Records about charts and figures
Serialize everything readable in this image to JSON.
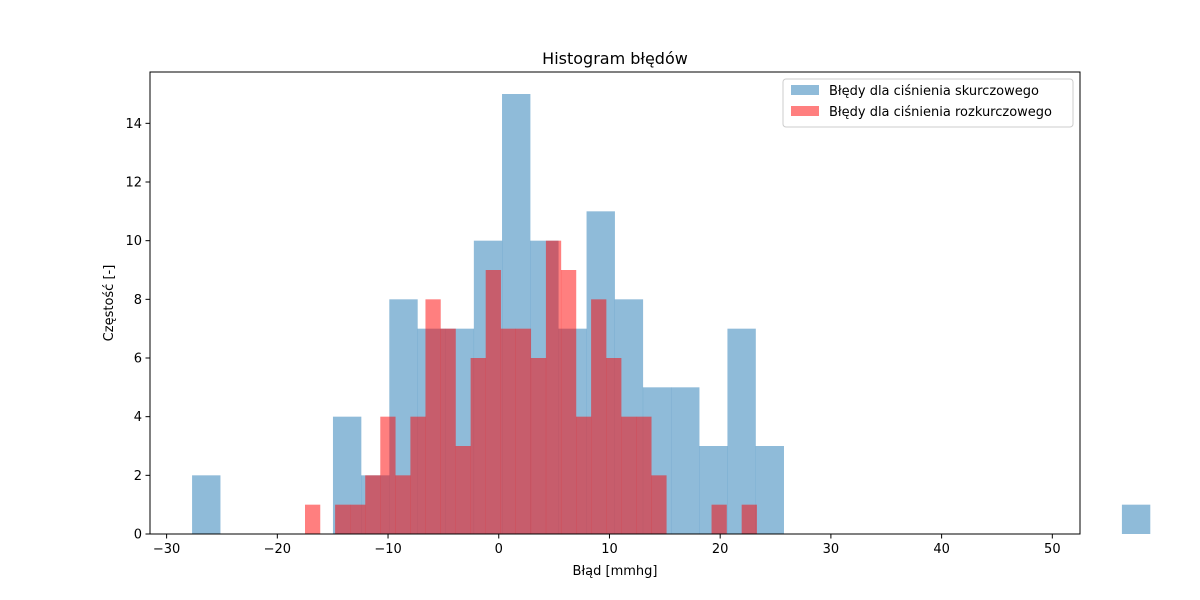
{
  "chart_data": {
    "type": "bar",
    "title": "Histogram błędów",
    "xlabel": "Błąd [mmhg]",
    "ylabel": "Częstość [-]",
    "xlim": [
      -31.5,
      52.5
    ],
    "ylim": [
      0,
      15.75
    ],
    "xticks": [
      -30,
      -20,
      -10,
      0,
      10,
      20,
      30,
      40,
      50
    ],
    "yticks": [
      0,
      2,
      4,
      6,
      8,
      10,
      12,
      14
    ],
    "legend_position": "top-right",
    "grid": false,
    "series": [
      {
        "name": "Błędy dla ciśnienia skurczowego",
        "color": "#1f77b4",
        "opacity": 0.5,
        "bin_start": -27.7,
        "bin_width": 2.545,
        "counts": [
          2,
          0,
          0,
          0,
          0,
          4,
          2,
          8,
          7,
          7,
          10,
          15,
          10,
          7,
          11,
          8,
          5,
          5,
          3,
          7,
          3,
          0,
          0,
          0,
          0,
          0,
          0,
          0,
          0,
          0,
          0,
          0,
          0,
          1
        ]
      },
      {
        "name": "Błędy dla ciśnienia rozkurczowego",
        "color": "#ff0000",
        "opacity": 0.5,
        "bin_start": -17.5,
        "bin_width": 1.36,
        "counts": [
          1,
          0,
          1,
          1,
          2,
          4,
          2,
          4,
          8,
          7,
          3,
          6,
          9,
          7,
          7,
          6,
          10,
          9,
          4,
          8,
          6,
          4,
          4,
          2,
          0,
          0,
          0,
          1,
          0,
          1
        ]
      }
    ]
  }
}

:: WHAT IS EXPECTED ::
Gather every line containing the word "Błędy" and copy it.

:: FINAL RESULT ::
        "name": "Błędy dla ciśnienia skurczowego",
        "name": "Błędy dla ciśnienia rozkurczowego",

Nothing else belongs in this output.